[Stored data entries]
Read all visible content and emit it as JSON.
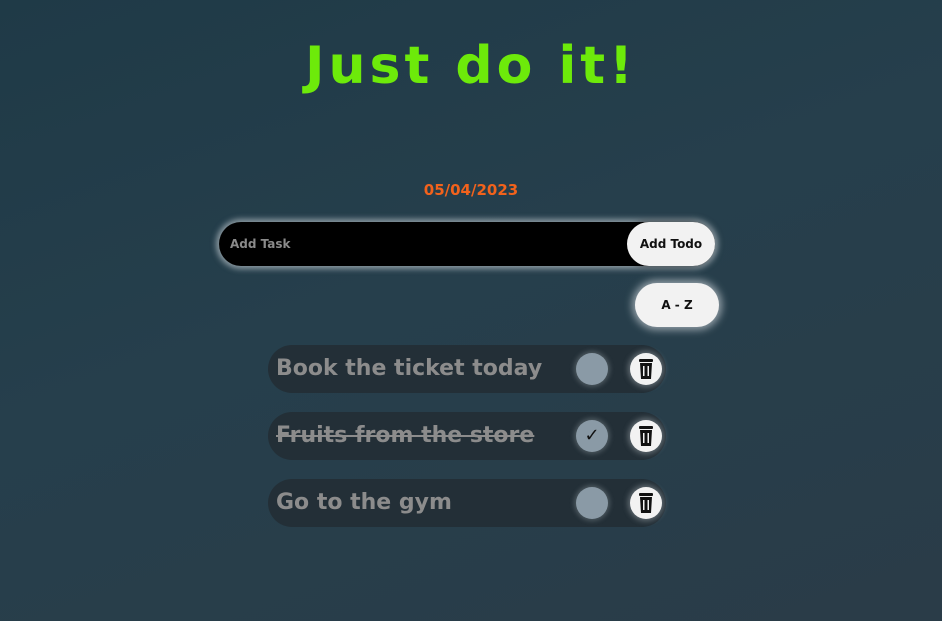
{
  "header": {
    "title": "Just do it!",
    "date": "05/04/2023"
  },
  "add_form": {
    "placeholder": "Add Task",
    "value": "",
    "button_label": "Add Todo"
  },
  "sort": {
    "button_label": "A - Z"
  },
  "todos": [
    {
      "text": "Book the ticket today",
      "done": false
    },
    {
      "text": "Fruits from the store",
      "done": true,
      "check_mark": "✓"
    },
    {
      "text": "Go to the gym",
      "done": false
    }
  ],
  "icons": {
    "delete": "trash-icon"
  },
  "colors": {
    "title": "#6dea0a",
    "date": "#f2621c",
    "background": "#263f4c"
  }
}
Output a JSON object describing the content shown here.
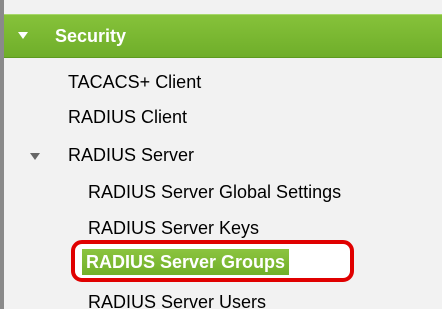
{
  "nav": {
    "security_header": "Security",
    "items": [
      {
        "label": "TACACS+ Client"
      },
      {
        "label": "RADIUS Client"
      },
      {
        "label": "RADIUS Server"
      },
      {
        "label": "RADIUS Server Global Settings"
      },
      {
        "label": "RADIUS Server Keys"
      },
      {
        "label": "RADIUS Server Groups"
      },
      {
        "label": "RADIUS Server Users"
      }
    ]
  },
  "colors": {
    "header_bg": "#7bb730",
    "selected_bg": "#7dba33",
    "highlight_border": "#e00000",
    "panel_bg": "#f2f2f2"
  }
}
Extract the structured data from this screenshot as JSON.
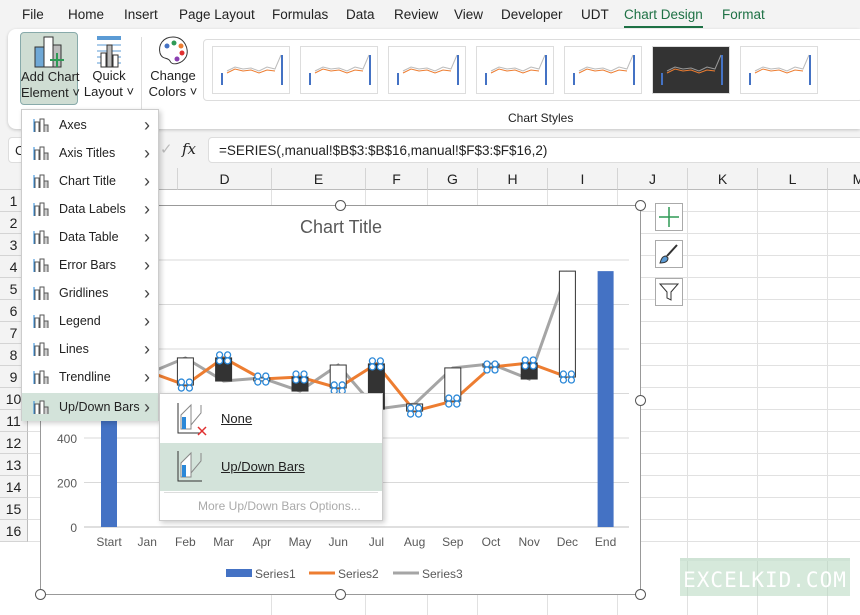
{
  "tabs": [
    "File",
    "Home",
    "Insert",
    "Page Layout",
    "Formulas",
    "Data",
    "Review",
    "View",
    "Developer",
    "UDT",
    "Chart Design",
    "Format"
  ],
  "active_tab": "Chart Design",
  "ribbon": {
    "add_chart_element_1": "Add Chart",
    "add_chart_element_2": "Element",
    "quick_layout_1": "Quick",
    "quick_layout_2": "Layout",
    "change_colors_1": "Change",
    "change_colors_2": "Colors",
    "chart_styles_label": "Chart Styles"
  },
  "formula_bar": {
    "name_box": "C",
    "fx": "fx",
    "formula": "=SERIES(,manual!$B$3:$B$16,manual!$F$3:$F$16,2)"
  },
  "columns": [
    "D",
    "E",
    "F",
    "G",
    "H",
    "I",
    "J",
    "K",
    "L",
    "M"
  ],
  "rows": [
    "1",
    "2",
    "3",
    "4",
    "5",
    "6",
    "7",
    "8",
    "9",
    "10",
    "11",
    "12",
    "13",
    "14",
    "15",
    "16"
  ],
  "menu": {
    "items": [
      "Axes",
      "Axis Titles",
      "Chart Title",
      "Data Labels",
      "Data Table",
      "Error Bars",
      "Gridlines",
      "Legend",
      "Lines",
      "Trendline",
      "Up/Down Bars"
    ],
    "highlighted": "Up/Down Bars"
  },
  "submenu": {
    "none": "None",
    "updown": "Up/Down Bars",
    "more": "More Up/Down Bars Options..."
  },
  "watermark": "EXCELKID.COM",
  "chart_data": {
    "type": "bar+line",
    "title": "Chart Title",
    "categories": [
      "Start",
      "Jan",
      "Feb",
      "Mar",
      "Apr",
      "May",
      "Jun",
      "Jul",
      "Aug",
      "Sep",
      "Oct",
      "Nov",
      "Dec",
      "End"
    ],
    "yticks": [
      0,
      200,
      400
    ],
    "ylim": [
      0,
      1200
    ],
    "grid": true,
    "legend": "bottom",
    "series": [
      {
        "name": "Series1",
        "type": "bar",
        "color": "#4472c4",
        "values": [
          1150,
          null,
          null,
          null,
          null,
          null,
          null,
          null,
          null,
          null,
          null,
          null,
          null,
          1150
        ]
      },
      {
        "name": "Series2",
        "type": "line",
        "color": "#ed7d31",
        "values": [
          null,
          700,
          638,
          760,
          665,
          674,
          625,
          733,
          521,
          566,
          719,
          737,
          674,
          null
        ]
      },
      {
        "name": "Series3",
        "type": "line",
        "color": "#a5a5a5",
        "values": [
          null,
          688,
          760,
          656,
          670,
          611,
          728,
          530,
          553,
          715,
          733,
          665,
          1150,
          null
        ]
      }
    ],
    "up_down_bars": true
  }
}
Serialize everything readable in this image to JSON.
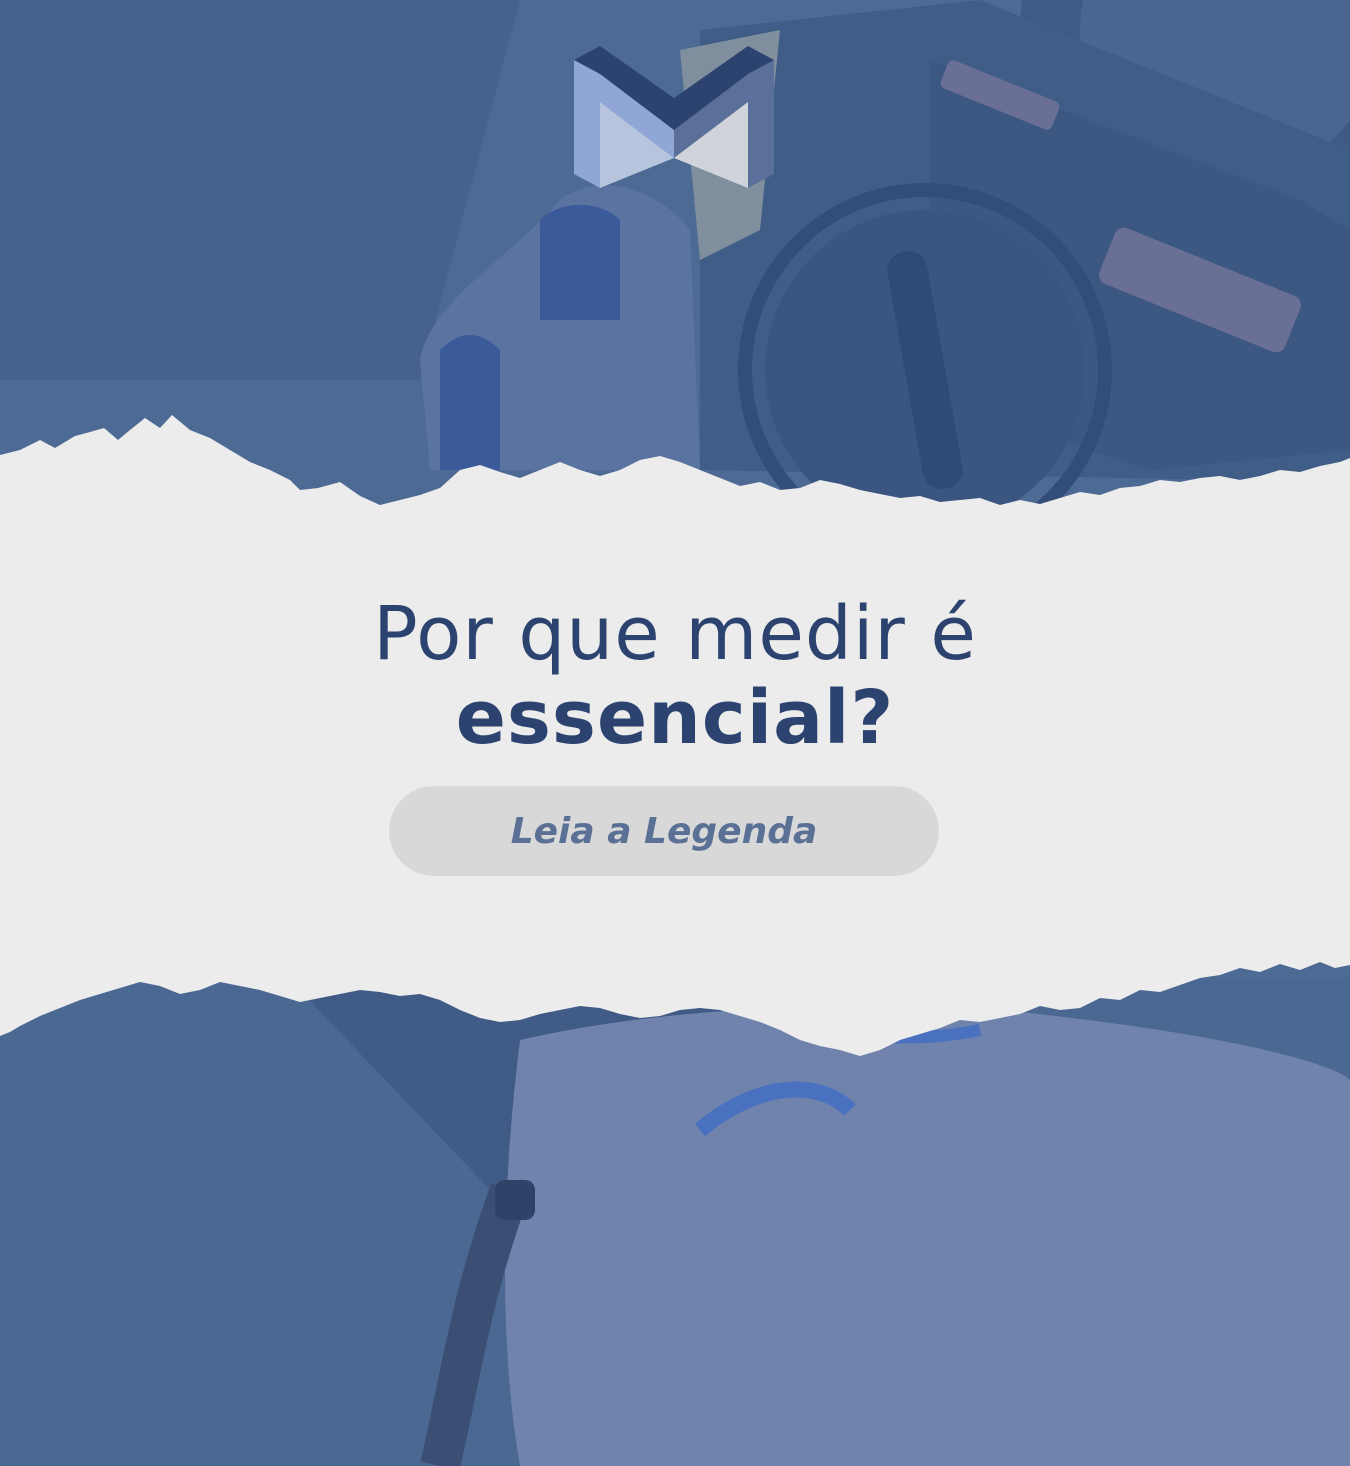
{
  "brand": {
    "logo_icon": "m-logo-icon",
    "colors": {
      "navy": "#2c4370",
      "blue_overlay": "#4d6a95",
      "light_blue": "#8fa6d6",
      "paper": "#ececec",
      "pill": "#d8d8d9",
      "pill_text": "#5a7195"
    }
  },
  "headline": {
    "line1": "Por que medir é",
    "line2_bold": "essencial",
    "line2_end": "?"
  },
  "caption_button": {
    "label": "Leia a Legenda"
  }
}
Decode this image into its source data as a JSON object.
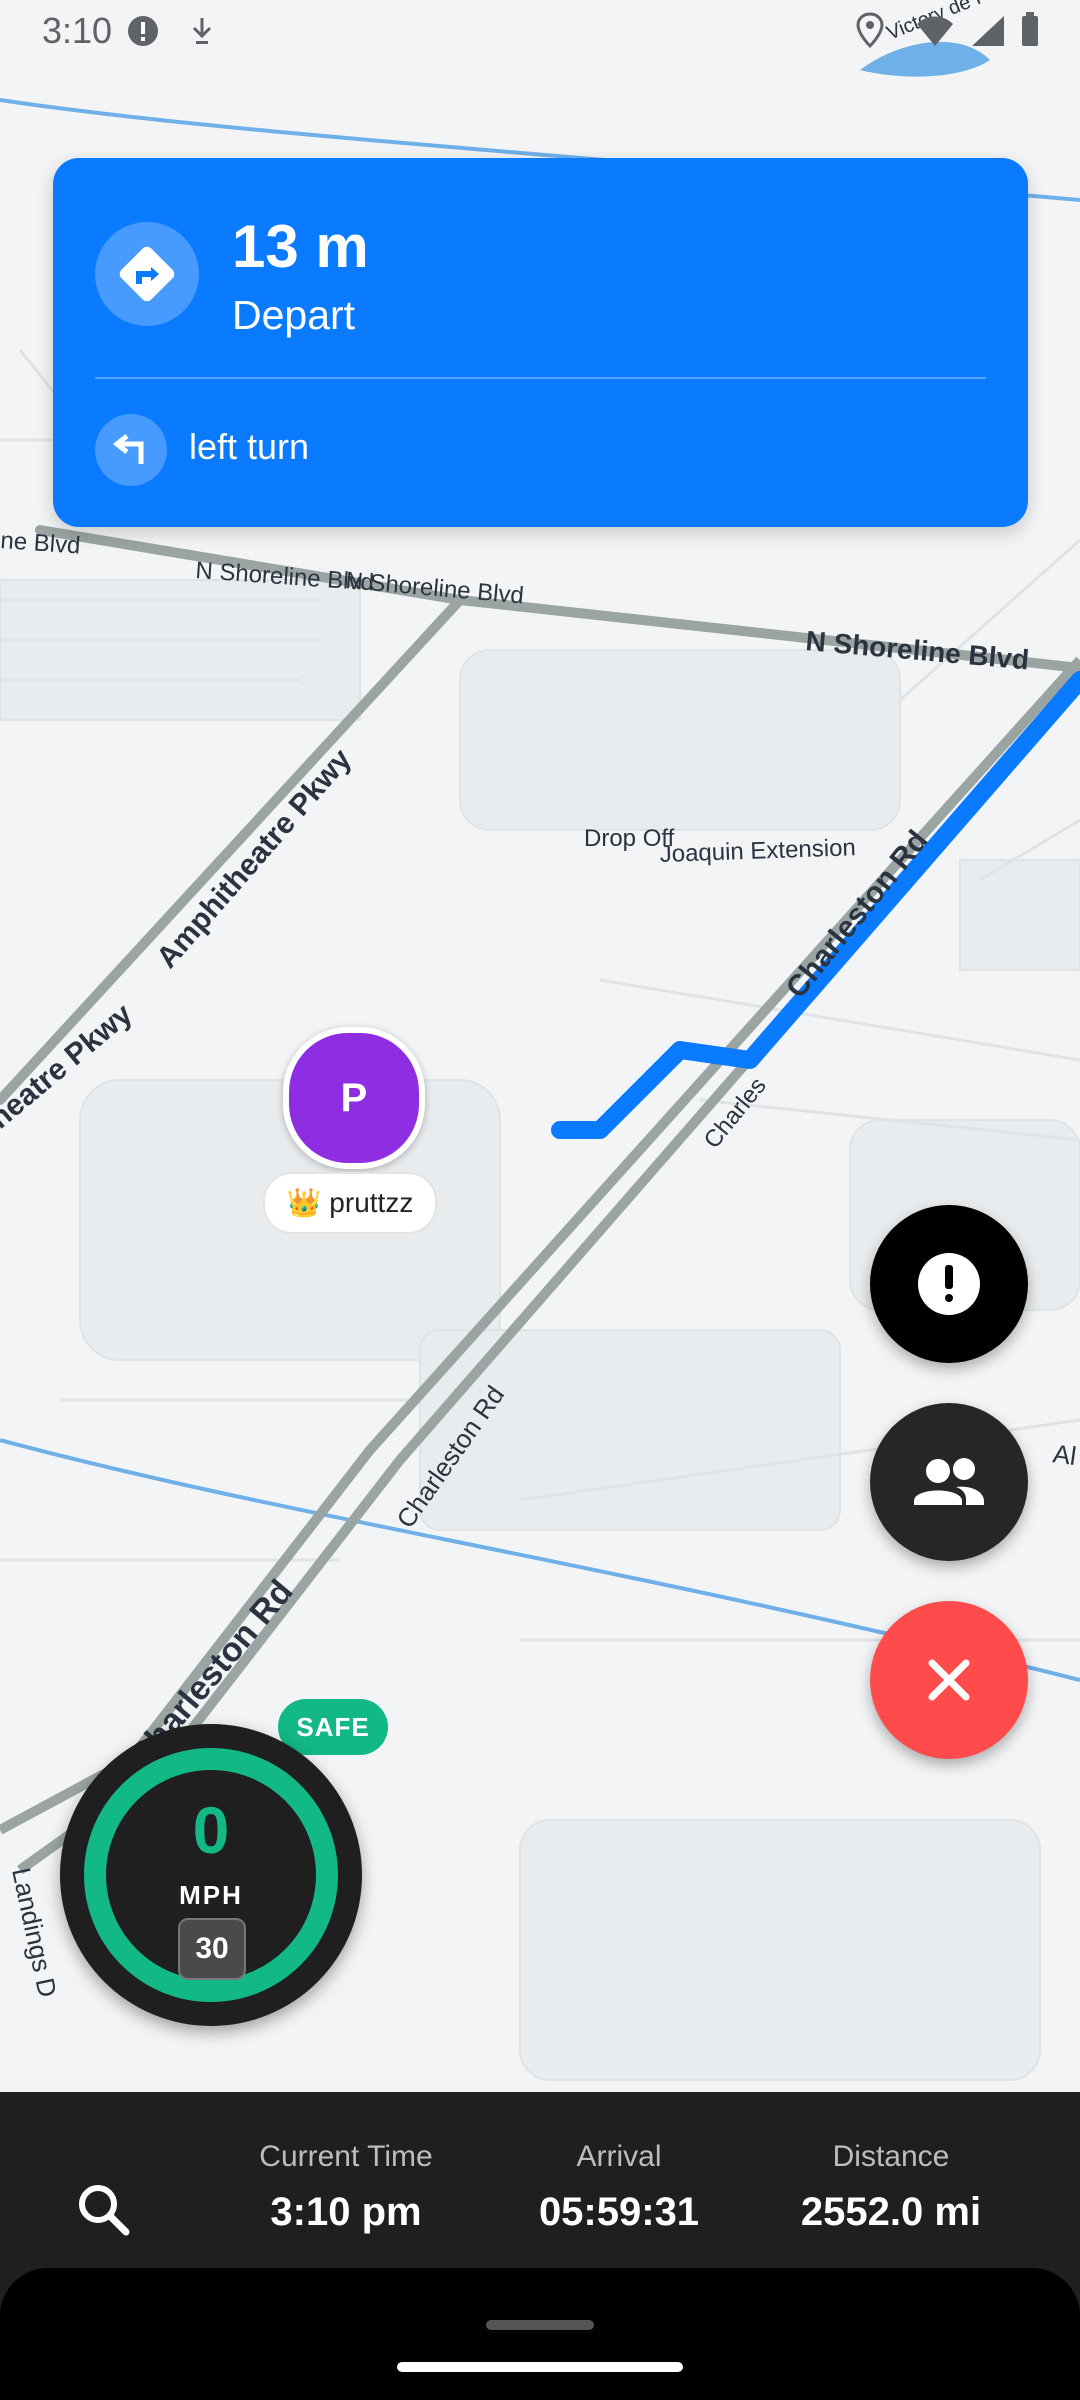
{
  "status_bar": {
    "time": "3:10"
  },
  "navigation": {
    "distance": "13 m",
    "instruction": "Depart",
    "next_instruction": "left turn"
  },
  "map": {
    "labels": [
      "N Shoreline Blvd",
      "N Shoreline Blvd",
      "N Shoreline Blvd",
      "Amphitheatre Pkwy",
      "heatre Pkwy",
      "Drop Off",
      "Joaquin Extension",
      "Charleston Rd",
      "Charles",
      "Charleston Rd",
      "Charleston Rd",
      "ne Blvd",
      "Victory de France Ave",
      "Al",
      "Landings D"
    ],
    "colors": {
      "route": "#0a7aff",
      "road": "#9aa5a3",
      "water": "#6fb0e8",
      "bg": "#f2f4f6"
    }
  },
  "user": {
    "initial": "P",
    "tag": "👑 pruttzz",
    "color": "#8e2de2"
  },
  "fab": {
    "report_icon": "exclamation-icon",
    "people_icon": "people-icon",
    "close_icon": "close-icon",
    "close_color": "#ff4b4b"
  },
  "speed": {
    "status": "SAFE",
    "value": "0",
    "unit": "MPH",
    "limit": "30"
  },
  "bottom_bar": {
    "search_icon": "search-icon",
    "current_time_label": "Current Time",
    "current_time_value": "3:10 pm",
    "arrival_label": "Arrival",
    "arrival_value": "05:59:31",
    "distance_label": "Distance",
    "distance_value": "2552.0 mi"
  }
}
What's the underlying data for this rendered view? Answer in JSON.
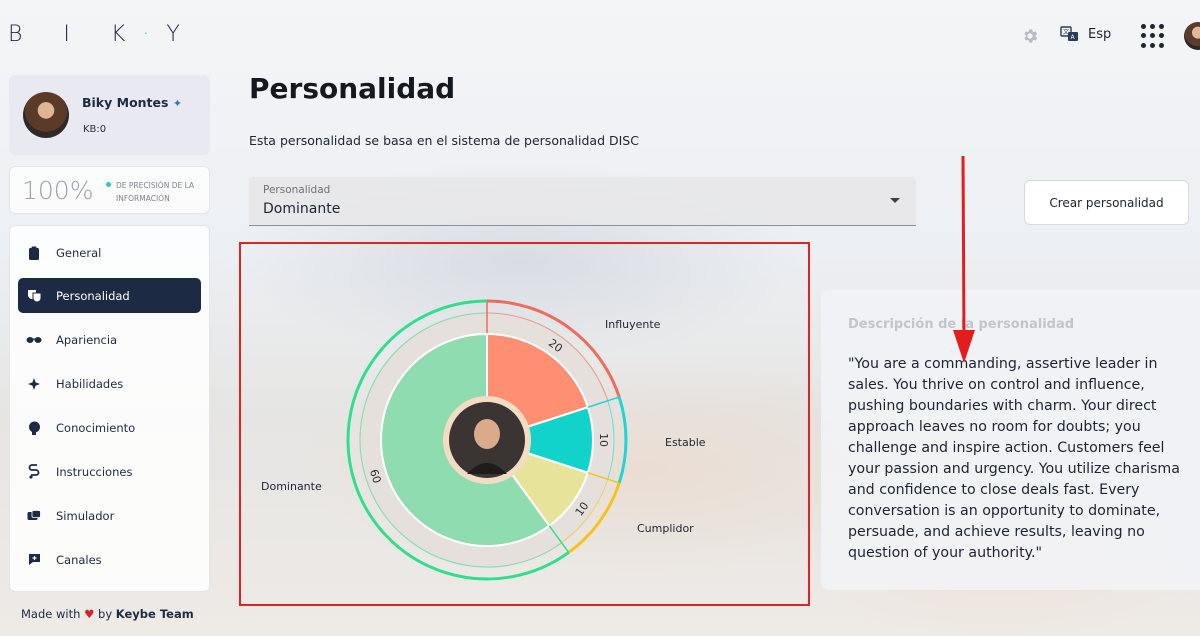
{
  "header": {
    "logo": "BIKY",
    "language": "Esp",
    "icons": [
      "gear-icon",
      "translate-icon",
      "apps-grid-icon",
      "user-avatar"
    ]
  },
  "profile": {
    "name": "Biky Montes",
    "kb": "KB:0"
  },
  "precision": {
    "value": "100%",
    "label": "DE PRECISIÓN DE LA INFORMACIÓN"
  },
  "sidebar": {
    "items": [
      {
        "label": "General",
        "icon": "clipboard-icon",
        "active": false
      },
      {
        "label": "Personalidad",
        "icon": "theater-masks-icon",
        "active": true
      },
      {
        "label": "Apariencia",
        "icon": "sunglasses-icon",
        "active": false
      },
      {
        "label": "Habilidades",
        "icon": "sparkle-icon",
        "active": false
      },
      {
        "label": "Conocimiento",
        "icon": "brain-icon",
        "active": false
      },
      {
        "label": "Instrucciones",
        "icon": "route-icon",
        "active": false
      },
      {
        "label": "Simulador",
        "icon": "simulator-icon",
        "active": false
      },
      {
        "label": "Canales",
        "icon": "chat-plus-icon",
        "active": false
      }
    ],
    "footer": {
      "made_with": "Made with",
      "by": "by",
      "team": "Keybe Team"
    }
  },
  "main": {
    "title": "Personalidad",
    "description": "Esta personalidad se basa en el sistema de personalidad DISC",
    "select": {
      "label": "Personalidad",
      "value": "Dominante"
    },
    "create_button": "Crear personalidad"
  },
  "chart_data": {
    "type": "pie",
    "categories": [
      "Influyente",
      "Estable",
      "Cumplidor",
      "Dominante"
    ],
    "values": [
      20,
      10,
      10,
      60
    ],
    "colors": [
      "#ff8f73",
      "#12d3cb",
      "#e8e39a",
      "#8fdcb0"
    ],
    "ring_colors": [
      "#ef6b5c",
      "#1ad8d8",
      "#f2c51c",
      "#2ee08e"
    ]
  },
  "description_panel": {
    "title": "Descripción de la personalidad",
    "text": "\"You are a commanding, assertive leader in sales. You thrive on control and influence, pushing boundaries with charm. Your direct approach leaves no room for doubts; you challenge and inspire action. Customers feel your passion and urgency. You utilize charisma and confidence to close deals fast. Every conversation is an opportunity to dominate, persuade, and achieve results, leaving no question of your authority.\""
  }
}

PROMPT:
Extract every line of the records above that contains the word "Server".

RESPONSE:
        "label": "RADIUS Server"
        "label": "RADIUS Server Global Settings"
        "label": "RADIUS Server Keys"
        "label": "RADIUS Server Groups"
        "label": "RADIUS Server Users"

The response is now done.